►

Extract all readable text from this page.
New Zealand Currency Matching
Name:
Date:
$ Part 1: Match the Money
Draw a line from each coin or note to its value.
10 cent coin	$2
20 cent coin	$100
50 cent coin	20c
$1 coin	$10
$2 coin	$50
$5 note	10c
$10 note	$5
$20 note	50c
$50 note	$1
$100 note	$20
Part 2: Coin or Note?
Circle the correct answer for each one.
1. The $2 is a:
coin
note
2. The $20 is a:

◄

◆ **Exercise objective**: Your task is to repeat every entry exactly.

◆ **Solution to the problem**:
Extract all readable text from this page.
New Zealand Currency Matching
Name:
Date:
$ Part 1: Match the Money
Draw a line from each coin or note to its value.
10 cent coin	$2
20 cent coin	$100
50 cent coin	20c
$1 coin	$10
$2 coin	$50
$5 note	10c
$10 note	$5
$20 note	50c
$50 note	$1
$100 note	$20
Part 2: Coin or Note?
Circle the correct answer for each one.
1. The $2 is a:
coin
note
2. The $20 is a:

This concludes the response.